WHAT THE TASK REQUIRES:
Filter this material down to the lines that hold "GENERAL", copying each one.

___ INFORMATION GIVEN

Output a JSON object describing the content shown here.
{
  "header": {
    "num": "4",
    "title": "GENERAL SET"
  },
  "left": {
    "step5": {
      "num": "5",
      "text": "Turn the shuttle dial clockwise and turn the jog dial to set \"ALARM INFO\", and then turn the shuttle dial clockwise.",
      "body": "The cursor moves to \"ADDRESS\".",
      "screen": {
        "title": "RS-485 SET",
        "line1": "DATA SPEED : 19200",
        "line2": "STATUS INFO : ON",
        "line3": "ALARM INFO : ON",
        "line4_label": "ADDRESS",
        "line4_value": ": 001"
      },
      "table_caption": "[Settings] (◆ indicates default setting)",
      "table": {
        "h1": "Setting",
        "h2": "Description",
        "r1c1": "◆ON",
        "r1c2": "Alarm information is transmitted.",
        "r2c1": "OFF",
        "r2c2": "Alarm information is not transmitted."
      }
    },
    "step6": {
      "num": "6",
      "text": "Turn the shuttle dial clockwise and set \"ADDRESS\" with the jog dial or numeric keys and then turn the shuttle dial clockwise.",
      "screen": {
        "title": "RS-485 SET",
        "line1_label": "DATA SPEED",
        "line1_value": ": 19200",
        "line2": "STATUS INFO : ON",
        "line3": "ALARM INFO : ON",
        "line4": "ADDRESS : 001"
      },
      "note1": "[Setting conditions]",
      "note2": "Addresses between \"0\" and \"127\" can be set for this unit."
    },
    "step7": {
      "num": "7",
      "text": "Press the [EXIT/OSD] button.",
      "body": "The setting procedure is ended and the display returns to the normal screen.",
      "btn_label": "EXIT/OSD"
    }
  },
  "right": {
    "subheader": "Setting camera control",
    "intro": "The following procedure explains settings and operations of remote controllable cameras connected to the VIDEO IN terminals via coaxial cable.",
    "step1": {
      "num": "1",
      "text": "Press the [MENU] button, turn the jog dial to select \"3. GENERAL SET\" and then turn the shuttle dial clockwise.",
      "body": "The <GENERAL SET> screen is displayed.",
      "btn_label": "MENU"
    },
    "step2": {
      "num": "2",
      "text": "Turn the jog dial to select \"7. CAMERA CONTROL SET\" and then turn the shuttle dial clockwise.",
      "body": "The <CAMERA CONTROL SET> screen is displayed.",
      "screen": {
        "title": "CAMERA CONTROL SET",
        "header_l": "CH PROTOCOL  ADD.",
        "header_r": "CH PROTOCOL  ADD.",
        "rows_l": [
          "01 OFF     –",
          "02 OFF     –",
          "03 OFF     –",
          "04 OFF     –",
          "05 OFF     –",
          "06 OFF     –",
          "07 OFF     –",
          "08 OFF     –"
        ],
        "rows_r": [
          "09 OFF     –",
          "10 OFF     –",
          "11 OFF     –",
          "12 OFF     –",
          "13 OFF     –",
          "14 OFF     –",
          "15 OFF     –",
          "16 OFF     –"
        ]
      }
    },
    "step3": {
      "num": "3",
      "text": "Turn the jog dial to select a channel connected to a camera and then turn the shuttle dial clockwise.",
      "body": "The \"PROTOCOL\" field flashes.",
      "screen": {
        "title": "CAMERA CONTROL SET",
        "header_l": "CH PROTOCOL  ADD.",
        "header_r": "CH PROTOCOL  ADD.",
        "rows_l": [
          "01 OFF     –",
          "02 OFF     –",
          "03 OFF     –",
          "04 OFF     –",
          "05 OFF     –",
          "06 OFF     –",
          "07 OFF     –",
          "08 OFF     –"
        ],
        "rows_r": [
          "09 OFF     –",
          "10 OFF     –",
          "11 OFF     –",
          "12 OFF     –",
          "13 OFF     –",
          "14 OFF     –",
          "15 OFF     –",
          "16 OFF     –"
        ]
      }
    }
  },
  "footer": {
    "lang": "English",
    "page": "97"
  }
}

______

SOLUTION BELOW:
    "title": "GENERAL SET"
      "text": "Press the [MENU] button, turn the jog dial to select \"3. GENERAL SET\" and then turn the shuttle dial clockwise.",
      "body": "The <GENERAL SET> screen is displayed.",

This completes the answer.